Give the number of lines in this listing that contain the word "PETAK", and nothing else.

━━ Stored rows

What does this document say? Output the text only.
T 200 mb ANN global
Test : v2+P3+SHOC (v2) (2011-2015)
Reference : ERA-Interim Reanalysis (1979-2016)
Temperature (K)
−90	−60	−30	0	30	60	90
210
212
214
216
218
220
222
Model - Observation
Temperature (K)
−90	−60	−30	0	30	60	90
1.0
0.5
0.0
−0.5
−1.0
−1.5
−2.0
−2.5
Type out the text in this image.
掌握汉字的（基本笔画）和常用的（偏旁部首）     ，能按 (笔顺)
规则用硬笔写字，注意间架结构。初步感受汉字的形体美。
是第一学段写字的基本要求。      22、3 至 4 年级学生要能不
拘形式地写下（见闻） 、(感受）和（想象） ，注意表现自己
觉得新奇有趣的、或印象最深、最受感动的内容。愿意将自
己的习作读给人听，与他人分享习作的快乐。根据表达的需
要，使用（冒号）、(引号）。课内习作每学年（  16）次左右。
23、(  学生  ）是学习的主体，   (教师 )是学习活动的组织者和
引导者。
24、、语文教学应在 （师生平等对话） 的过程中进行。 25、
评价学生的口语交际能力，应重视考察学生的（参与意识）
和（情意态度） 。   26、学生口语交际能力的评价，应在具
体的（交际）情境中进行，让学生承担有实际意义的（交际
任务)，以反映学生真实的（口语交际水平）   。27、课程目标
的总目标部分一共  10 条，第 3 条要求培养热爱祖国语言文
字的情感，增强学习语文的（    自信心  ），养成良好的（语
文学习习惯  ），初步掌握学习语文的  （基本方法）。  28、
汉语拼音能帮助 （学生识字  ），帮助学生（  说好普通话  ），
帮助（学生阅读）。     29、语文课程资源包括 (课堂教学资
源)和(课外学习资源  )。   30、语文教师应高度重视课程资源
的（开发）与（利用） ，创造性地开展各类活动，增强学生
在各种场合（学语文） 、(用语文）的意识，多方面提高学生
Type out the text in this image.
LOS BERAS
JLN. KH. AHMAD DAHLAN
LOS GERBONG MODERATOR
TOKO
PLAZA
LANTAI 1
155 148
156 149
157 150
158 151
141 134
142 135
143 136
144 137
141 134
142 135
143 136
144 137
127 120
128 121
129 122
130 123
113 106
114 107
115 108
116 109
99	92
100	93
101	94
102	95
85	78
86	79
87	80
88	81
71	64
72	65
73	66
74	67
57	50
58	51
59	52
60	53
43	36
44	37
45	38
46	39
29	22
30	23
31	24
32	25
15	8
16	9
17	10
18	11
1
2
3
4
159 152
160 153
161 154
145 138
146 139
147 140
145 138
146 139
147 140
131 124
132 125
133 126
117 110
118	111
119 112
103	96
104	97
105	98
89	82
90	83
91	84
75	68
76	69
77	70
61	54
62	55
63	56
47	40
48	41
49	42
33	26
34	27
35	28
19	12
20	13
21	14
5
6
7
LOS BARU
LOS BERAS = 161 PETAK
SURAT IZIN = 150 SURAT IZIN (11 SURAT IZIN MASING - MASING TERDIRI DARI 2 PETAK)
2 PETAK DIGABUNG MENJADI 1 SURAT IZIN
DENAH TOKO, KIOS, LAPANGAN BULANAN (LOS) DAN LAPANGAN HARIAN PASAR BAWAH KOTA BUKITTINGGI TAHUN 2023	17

━━━━

**Task output**
3